Exercise brief: Restate the entire listing word for word.
--- start Given data ---
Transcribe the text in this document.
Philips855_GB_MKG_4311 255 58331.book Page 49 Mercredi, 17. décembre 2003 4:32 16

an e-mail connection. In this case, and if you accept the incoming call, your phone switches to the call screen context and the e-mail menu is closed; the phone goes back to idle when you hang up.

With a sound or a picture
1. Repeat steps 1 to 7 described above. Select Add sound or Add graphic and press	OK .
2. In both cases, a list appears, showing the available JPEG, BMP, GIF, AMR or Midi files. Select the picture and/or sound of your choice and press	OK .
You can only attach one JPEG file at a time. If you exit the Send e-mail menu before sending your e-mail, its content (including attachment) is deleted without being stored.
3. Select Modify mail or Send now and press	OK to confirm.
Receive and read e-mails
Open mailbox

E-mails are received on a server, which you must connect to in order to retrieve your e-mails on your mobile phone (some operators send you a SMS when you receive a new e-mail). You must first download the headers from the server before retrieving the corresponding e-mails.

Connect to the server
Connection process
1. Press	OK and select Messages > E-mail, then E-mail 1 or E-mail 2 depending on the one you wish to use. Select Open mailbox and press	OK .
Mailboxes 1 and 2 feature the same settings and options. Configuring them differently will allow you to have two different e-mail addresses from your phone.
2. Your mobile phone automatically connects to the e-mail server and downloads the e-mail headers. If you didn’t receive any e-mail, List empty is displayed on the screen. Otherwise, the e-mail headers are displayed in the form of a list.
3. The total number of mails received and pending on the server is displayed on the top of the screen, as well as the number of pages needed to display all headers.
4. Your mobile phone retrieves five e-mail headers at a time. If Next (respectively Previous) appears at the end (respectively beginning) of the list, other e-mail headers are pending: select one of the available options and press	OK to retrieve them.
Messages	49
--- end Given data ---
Answer for the task:
Transcribe the text in this document.
Philips855_GB_MKG_4311 255 58331.book Page 49 Mercredi, 17. décembre 2003 4:32 16

an e-mail connection. In this case, and if you accept the incoming call, your phone switches to the call screen context and the e-mail menu is closed; the phone goes back to idle when you hang up.

With a sound or a picture
1. Repeat steps 1 to 7 described above. Select Add sound or Add graphic and press	OK .
2. In both cases, a list appears, showing the available JPEG, BMP, GIF, AMR or Midi files. Select the picture and/or sound of your choice and press	OK .
You can only attach one JPEG file at a time. If you exit the Send e-mail menu before sending your e-mail, its content (including attachment) is deleted without being stored.
3. Select Modify mail or Send now and press	OK to confirm.
Receive and read e-mails
Open mailbox

E-mails are received on a server, which you must connect to in order to retrieve your e-mails on your mobile phone (some operators send you a SMS when you receive a new e-mail). You must first download the headers from the server before retrieving the corresponding e-mails.

Connect to the server
Connection process
1. Press	OK and select Messages > E-mail, then E-mail 1 or E-mail 2 depending on the one you wish to use. Select Open mailbox and press	OK .
Mailboxes 1 and 2 feature the same settings and options. Configuring them differently will allow you to have two different e-mail addresses from your phone.
2. Your mobile phone automatically connects to the e-mail server and downloads the e-mail headers. If you didn’t receive any e-mail, List empty is displayed on the screen. Otherwise, the e-mail headers are displayed in the form of a list.
3. The total number of mails received and pending on the server is displayed on the top of the screen, as well as the number of pages needed to display all headers.
4. Your mobile phone retrieves five e-mail headers at a time. If Next (respectively Previous) appears at the end (respectively beginning) of the list, other e-mail headers are pending: select one of the available options and press	OK to retrieve them.
Messages	49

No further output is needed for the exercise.